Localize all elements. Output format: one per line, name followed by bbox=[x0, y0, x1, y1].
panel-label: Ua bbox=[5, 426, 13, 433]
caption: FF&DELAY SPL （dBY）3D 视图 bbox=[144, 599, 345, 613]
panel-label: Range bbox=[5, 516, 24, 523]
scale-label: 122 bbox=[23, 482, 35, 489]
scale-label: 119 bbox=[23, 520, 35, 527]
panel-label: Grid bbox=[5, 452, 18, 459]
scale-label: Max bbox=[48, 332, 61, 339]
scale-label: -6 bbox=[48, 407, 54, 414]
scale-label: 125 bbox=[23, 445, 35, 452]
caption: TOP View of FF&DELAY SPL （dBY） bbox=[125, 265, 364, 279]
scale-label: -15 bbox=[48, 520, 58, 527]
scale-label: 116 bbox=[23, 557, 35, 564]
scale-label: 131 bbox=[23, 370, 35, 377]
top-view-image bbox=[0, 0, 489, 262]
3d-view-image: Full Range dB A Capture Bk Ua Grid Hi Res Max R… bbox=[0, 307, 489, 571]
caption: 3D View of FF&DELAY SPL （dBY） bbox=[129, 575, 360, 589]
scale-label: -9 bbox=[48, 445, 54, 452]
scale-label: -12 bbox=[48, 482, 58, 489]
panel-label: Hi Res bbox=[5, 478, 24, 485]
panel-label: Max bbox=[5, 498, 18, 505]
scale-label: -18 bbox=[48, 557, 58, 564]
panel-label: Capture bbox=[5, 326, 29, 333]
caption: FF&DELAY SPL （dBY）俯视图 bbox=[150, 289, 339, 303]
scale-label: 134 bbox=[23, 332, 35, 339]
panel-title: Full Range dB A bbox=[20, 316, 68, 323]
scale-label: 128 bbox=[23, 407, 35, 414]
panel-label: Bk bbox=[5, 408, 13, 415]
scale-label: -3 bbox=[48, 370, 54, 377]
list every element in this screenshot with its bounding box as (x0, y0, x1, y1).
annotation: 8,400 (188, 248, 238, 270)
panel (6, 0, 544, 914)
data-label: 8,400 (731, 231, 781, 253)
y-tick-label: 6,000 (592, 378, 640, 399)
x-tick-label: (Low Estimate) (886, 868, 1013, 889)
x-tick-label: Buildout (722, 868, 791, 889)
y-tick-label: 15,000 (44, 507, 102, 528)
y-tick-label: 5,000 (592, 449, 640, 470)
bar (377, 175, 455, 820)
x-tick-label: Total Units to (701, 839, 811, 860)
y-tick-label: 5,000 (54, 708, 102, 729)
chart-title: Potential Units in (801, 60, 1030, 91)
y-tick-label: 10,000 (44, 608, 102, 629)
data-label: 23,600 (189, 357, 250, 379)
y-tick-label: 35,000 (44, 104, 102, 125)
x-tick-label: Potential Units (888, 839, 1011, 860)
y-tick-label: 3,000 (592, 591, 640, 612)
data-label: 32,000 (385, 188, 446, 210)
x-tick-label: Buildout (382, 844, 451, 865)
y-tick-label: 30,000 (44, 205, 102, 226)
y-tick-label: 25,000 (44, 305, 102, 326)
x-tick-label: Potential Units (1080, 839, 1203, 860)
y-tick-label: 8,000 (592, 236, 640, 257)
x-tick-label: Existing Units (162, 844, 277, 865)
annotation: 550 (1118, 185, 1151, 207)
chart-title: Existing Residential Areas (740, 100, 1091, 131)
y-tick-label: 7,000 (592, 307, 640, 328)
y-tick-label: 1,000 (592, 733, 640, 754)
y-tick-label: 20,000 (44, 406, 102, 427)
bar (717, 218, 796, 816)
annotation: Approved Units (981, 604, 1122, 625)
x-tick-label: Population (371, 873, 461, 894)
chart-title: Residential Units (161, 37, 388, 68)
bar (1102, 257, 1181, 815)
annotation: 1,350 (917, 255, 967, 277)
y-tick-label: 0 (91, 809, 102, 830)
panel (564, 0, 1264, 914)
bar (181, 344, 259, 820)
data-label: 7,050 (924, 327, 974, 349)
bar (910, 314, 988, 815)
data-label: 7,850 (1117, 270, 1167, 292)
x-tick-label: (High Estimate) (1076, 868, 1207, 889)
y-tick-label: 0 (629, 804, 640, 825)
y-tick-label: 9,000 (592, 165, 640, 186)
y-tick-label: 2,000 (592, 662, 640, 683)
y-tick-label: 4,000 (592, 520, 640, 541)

> [To do]:
Can you reproduce the whole listing above line for line, with every character unchanged?

> [Task answer]:
Localize all elements. Output format: one per line, name followed by bbox=[x0, y0, x1, y1].
panel-label: Ua bbox=[5, 426, 13, 433]
caption: FF&DELAY SPL （dBY）3D 视图 bbox=[144, 599, 345, 613]
panel-label: Range bbox=[5, 516, 24, 523]
scale-label: 122 bbox=[23, 482, 35, 489]
scale-label: 119 bbox=[23, 520, 35, 527]
panel-label: Grid bbox=[5, 452, 18, 459]
scale-label: Max bbox=[48, 332, 61, 339]
scale-label: -6 bbox=[48, 407, 54, 414]
scale-label: 125 bbox=[23, 445, 35, 452]
caption: TOP View of FF&DELAY SPL （dBY） bbox=[125, 265, 364, 279]
scale-label: -15 bbox=[48, 520, 58, 527]
scale-label: 116 bbox=[23, 557, 35, 564]
scale-label: 131 bbox=[23, 370, 35, 377]
top-view-image bbox=[0, 0, 489, 262]
3d-view-image: Full Range dB A Capture Bk Ua Grid Hi Res Max R… bbox=[0, 307, 489, 571]
caption: 3D View of FF&DELAY SPL （dBY） bbox=[129, 575, 360, 589]
scale-label: -9 bbox=[48, 445, 54, 452]
scale-label: -12 bbox=[48, 482, 58, 489]
panel-label: Hi Res bbox=[5, 478, 24, 485]
panel-label: Max bbox=[5, 498, 18, 505]
scale-label: -18 bbox=[48, 557, 58, 564]
panel-label: Capture bbox=[5, 326, 29, 333]
caption: FF&DELAY SPL （dBY）俯视图 bbox=[150, 289, 339, 303]
scale-label: 134 bbox=[23, 332, 35, 339]
panel-title: Full Range dB A bbox=[20, 316, 68, 323]
scale-label: 128 bbox=[23, 407, 35, 414]
panel-label: Bk bbox=[5, 408, 13, 415]
scale-label: -3 bbox=[48, 370, 54, 377]
list every element in this screenshot with its bounding box as (x0, y0, x1, y1).
annotation: 8,400 (188, 248, 238, 270)
panel (6, 0, 544, 914)
data-label: 8,400 (731, 231, 781, 253)
y-tick-label: 6,000 (592, 378, 640, 399)
x-tick-label: (Low Estimate) (886, 868, 1013, 889)
x-tick-label: Buildout (722, 868, 791, 889)
y-tick-label: 15,000 (44, 507, 102, 528)
y-tick-label: 5,000 (592, 449, 640, 470)
bar (377, 175, 455, 820)
x-tick-label: Total Units to (701, 839, 811, 860)
y-tick-label: 5,000 (54, 708, 102, 729)
chart-title: Potential Units in (801, 60, 1030, 91)
y-tick-label: 10,000 (44, 608, 102, 629)
data-label: 23,600 (189, 357, 250, 379)
y-tick-label: 35,000 (44, 104, 102, 125)
x-tick-label: Potential Units (888, 839, 1011, 860)
y-tick-label: 3,000 (592, 591, 640, 612)
data-label: 32,000 (385, 188, 446, 210)
x-tick-label: Buildout (382, 844, 451, 865)
y-tick-label: 30,000 (44, 205, 102, 226)
y-tick-label: 25,000 (44, 305, 102, 326)
x-tick-label: Potential Units (1080, 839, 1203, 860)
y-tick-label: 8,000 (592, 236, 640, 257)
x-tick-label: Existing Units (162, 844, 277, 865)
annotation: 550 (1118, 185, 1151, 207)
chart-title: Existing Residential Areas (740, 100, 1091, 131)
y-tick-label: 7,000 (592, 307, 640, 328)
y-tick-label: 1,000 (592, 733, 640, 754)
y-tick-label: 20,000 (44, 406, 102, 427)
bar (717, 218, 796, 816)
annotation: Approved Units (981, 604, 1122, 625)
x-tick-label: Population (371, 873, 461, 894)
chart-title: Residential Units (161, 37, 388, 68)
bar (1102, 257, 1181, 815)
annotation: 1,350 (917, 255, 967, 277)
y-tick-label: 0 (91, 809, 102, 830)
panel (564, 0, 1264, 914)
bar (181, 344, 259, 820)
data-label: 7,050 (924, 327, 974, 349)
bar (910, 314, 988, 815)
data-label: 7,850 (1117, 270, 1167, 292)
x-tick-label: (High Estimate) (1076, 868, 1207, 889)
y-tick-label: 0 (629, 804, 640, 825)
y-tick-label: 9,000 (592, 165, 640, 186)
y-tick-label: 2,000 (592, 662, 640, 683)
y-tick-label: 4,000 (592, 520, 640, 541)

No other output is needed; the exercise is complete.